PROBLEM STATEMENT: Output the data below in full, character for character.

Stored records:
==================================================
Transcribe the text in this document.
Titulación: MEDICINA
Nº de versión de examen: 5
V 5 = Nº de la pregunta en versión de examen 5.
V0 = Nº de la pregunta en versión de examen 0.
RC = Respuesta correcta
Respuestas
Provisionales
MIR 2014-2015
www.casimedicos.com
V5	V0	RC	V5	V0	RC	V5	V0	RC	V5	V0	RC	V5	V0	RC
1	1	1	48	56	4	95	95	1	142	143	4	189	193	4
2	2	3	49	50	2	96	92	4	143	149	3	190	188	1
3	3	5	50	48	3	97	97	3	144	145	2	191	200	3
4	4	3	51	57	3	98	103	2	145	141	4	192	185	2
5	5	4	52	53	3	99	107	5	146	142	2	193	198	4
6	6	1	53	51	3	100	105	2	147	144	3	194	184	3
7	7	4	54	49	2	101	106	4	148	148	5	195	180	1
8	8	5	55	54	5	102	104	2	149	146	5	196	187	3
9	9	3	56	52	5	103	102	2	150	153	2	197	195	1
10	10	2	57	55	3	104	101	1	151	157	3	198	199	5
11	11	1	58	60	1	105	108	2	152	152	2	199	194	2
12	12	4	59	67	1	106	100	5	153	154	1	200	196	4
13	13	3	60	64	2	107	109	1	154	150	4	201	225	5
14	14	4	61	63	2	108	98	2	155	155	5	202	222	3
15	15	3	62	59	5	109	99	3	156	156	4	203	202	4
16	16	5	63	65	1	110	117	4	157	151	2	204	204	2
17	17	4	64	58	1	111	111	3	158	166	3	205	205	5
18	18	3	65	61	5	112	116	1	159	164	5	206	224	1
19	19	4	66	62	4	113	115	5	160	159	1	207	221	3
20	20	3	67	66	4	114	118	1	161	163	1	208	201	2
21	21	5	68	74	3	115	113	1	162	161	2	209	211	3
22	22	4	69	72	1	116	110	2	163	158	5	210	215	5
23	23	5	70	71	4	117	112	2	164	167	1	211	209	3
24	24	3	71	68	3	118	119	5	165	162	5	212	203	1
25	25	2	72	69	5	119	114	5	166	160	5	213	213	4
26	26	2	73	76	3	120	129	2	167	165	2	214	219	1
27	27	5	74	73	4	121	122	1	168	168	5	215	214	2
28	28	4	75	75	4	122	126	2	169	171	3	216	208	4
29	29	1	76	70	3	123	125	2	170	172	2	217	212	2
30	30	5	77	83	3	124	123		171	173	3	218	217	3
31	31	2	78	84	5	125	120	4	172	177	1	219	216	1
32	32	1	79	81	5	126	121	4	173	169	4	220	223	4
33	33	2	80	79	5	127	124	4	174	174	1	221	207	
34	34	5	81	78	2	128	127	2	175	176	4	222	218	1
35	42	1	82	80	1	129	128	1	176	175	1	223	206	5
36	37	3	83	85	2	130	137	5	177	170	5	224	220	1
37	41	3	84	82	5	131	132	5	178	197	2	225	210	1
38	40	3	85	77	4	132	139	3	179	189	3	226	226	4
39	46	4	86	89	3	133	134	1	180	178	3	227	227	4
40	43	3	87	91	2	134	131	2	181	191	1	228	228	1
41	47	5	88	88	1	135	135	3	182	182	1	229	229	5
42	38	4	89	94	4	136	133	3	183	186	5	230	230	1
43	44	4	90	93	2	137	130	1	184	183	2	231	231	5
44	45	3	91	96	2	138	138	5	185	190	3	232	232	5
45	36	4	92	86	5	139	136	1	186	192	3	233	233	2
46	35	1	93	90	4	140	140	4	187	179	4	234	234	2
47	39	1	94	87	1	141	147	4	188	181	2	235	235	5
==================================================
SOLVED PROBLEM:
Transcribe the text in this document.
Titulación: MEDICINA
Nº de versión de examen: 5
V 5 = Nº de la pregunta en versión de examen 5.
V0 = Nº de la pregunta en versión de examen 0.
RC = Respuesta correcta
Respuestas
Provisionales
MIR 2014-2015
www.casimedicos.com
V5	V0	RC	V5	V0	RC	V5	V0	RC	V5	V0	RC	V5	V0	RC
1	1	1	48	56	4	95	95	1	142	143	4	189	193	4
2	2	3	49	50	2	96	92	4	143	149	3	190	188	1
3	3	5	50	48	3	97	97	3	144	145	2	191	200	3
4	4	3	51	57	3	98	103	2	145	141	4	192	185	2
5	5	4	52	53	3	99	107	5	146	142	2	193	198	4
6	6	1	53	51	3	100	105	2	147	144	3	194	184	3
7	7	4	54	49	2	101	106	4	148	148	5	195	180	1
8	8	5	55	54	5	102	104	2	149	146	5	196	187	3
9	9	3	56	52	5	103	102	2	150	153	2	197	195	1
10	10	2	57	55	3	104	101	1	151	157	3	198	199	5
11	11	1	58	60	1	105	108	2	152	152	2	199	194	2
12	12	4	59	67	1	106	100	5	153	154	1	200	196	4
13	13	3	60	64	2	107	109	1	154	150	4	201	225	5
14	14	4	61	63	2	108	98	2	155	155	5	202	222	3
15	15	3	62	59	5	109	99	3	156	156	4	203	202	4
16	16	5	63	65	1	110	117	4	157	151	2	204	204	2
17	17	4	64	58	1	111	111	3	158	166	3	205	205	5
18	18	3	65	61	5	112	116	1	159	164	5	206	224	1
19	19	4	66	62	4	113	115	5	160	159	1	207	221	3
20	20	3	67	66	4	114	118	1	161	163	1	208	201	2
21	21	5	68	74	3	115	113	1	162	161	2	209	211	3
22	22	4	69	72	1	116	110	2	163	158	5	210	215	5
23	23	5	70	71	4	117	112	2	164	167	1	211	209	3
24	24	3	71	68	3	118	119	5	165	162	5	212	203	1
25	25	2	72	69	5	119	114	5	166	160	5	213	213	4
26	26	2	73	76	3	120	129	2	167	165	2	214	219	1
27	27	5	74	73	4	121	122	1	168	168	5	215	214	2
28	28	4	75	75	4	122	126	2	169	171	3	216	208	4
29	29	1	76	70	3	123	125	2	170	172	2	217	212	2
30	30	5	77	83	3	124	123		171	173	3	218	217	3
31	31	2	78	84	5	125	120	4	172	177	1	219	216	1
32	32	1	79	81	5	126	121	4	173	169	4	220	223	4
33	33	2	80	79	5	127	124	4	174	174	1	221	207	
34	34	5	81	78	2	128	127	2	175	176	4	222	218	1
35	42	1	82	80	1	129	128	1	176	175	1	223	206	5
36	37	3	83	85	2	130	137	5	177	170	5	224	220	1
37	41	3	84	82	5	131	132	5	178	197	2	225	210	1
38	40	3	85	77	4	132	139	3	179	189	3	226	226	4
39	46	4	86	89	3	133	134	1	180	178	3	227	227	4
40	43	3	87	91	2	134	131	2	181	191	1	228	228	1
41	47	5	88	88	1	135	135	3	182	182	1	229	229	5
42	38	4	89	94	4	136	133	3	183	186	5	230	230	1
43	44	4	90	93	2	137	130	1	184	183	2	231	231	5
44	45	3	91	96	2	138	138	5	185	190	3	232	232	5
45	36	4	92	86	5	139	136	1	186	192	3	233	233	2
46	35	1	93	90	4	140	140	4	187	179	4	234	234	2
47	39	1	94	87	1	141	147	4	188	181	2	235	235	5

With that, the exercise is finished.